REQUIRED TASK 1:
Show every line in the entries below that contains the string "curve". Case counts.

[Start DOCUMENT EXTRACT]

Plan:  1997 Equity Incentive Plan

ID:

 

 

 

Effective ____________ , you have been granted an award of ____________ shares of SILICON VALLEY BANCSHARES (the Company) common stock.  These shares are restricted until the vest date(s) shown below.

 

The current total value of the award is $ ____________ ..

 

The award will vest in increments on the date(s) shown.

 

Shares

 

Full Vest

 

 

 

 

 

 

 

 

 

 

 

 

 

 

 

 

 

 

 

 

 

 

 

 

 

 

 

 

 

 

 

 

 

 

 

By your signature and the Company’s signature below, you and the Company agree that these options are granted under and governed by the terms and conditions of the Company’s Stock Option Plan as amended and the Option Agreement, all of which are attached and made a part of this document.

 

 

 

 

 

 

 

Silicon Valley Bancshares

 

Date

 

 

 

Employee Name

 

Date

 

 



 

SILICON VALLEY BANCSHARES

 

RESTRICTED STOCK BONUS AGREEMENT

 

                Silicon Valley Bancshares (the “Company”), pursuant to its 1997 Equity Incentive Plan (the “Plan”), has awarded to Grantee shares of the common stock of the Company (the “Shares”).

 

                The award hereunder is in connection with and in furtherance of the Company’s discretionary bonus program for participation of the Company’s employees (including officers).  Defined terms not explicitly defined in this agreement shall have the same definitions as in the Plan or in the Notice of Grant of Award and Award Agreement (“Notice of Grant”), to which this agreement is attached.

[End DOCUMENT EXTRACT]

REQUIRED TASK 2:
According to the stock award agreement, under what plan did Silicon Valley Bancshares award the shares?

[Start INPUT MATERIAL]

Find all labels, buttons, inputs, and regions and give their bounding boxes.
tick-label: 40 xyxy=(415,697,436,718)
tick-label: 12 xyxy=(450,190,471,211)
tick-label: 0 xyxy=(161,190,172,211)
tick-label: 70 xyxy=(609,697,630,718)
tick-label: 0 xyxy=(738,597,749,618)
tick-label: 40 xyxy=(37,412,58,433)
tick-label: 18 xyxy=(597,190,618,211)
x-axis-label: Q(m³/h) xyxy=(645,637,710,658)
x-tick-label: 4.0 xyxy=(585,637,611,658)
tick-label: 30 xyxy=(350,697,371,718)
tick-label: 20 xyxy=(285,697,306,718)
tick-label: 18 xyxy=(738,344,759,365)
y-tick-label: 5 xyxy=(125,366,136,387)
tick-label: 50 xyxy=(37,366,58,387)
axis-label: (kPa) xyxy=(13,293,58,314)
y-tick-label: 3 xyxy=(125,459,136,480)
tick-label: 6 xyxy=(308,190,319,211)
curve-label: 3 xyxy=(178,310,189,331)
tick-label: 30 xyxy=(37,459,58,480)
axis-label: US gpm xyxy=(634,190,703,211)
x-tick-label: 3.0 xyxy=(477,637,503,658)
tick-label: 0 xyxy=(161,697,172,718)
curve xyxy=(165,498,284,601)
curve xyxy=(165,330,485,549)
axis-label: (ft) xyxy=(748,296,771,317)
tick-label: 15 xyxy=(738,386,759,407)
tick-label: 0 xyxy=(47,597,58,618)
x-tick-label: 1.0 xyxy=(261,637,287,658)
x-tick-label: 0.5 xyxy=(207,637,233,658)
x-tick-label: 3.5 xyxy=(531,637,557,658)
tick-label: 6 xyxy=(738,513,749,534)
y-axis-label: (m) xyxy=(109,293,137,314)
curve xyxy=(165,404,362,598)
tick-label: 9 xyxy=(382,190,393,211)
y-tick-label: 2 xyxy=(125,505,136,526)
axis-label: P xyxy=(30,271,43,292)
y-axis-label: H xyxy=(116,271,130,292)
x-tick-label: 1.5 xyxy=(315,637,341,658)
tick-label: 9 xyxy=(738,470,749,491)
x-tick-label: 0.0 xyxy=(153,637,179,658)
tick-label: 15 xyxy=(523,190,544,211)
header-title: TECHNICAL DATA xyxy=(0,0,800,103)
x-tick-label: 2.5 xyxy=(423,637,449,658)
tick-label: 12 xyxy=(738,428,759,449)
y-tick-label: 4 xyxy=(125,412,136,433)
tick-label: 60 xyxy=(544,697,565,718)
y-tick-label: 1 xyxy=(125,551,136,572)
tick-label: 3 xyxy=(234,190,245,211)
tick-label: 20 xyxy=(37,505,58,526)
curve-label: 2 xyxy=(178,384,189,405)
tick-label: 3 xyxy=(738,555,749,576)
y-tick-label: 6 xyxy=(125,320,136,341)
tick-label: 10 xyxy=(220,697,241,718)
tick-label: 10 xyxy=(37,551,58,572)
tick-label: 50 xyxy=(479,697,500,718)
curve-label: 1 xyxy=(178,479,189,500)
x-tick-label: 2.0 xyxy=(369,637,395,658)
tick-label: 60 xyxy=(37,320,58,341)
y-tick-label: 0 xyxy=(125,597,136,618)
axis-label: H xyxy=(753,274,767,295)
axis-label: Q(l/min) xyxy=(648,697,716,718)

[End INPUT MATERIAL]

WRITTEN SOLUTION 1:
curve-label: 3 xyxy=(178,310,189,331)
curve xyxy=(165,498,284,601)
curve xyxy=(165,330,485,549)
curve xyxy=(165,404,362,598)
curve-label: 2 xyxy=(178,384,189,405)
curve-label: 1 xyxy=(178,479,189,500)

WRITTEN SOLUTION 2:
The 1997 Equity Incentive Plan.